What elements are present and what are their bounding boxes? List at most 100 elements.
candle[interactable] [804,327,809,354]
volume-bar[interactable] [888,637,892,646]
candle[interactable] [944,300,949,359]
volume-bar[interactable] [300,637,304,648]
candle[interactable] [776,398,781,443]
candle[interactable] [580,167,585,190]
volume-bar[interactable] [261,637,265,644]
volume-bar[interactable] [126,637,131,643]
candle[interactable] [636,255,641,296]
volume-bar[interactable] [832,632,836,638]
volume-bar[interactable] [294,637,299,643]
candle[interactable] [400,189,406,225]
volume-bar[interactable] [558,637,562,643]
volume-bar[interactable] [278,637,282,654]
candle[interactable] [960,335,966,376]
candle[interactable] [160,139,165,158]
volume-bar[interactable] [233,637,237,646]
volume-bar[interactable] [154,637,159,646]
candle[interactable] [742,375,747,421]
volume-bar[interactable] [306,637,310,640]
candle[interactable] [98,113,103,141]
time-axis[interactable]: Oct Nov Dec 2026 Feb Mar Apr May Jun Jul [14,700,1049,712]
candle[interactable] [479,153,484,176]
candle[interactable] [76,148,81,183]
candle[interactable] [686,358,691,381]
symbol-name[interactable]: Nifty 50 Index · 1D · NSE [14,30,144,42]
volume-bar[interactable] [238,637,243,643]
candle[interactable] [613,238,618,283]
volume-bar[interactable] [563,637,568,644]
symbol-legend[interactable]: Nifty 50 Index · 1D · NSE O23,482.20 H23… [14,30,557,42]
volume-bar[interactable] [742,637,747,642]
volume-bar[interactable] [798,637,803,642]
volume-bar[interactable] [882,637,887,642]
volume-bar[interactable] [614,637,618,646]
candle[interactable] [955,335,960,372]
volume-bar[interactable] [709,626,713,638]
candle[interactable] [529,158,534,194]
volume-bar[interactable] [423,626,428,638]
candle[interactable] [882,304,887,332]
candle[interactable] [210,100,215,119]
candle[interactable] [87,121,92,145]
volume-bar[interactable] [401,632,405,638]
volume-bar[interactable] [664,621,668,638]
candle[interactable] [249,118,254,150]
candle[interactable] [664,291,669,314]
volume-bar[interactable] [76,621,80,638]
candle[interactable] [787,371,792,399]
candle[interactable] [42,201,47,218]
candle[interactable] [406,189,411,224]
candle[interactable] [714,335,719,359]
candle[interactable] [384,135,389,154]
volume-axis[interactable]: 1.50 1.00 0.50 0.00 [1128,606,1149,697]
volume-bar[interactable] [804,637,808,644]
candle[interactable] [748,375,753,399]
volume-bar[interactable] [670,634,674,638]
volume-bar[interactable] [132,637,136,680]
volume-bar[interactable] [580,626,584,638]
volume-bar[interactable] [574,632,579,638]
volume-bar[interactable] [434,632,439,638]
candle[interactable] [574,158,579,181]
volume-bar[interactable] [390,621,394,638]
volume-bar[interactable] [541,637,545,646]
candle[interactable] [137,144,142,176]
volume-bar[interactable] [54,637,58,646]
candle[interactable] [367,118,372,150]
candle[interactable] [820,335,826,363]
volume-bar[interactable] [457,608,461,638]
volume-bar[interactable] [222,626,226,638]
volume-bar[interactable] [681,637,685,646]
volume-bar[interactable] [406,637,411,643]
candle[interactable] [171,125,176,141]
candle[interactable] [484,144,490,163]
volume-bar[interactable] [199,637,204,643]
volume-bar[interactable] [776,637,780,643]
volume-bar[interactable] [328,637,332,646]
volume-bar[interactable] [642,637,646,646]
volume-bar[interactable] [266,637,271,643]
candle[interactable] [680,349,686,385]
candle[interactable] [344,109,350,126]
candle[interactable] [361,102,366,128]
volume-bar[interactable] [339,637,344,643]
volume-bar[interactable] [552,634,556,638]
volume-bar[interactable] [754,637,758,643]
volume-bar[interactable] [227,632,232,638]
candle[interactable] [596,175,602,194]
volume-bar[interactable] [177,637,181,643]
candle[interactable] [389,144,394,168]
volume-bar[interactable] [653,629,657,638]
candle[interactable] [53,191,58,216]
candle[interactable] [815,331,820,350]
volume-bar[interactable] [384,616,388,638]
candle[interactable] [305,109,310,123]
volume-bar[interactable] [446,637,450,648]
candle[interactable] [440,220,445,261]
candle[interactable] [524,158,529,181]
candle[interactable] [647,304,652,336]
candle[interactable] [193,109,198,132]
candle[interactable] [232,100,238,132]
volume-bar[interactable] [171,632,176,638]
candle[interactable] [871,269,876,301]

Exercise: Pick out each line in the rows above that contains the string "symbol" and copy it in full.

Exercise response:
symbol-name[interactable]: Nifty 50 Index · 1D · NSE [14,30,144,42]
symbol-legend[interactable]: Nifty 50 Index · 1D · NSE O23,482.20 H23… [14,30,557,42]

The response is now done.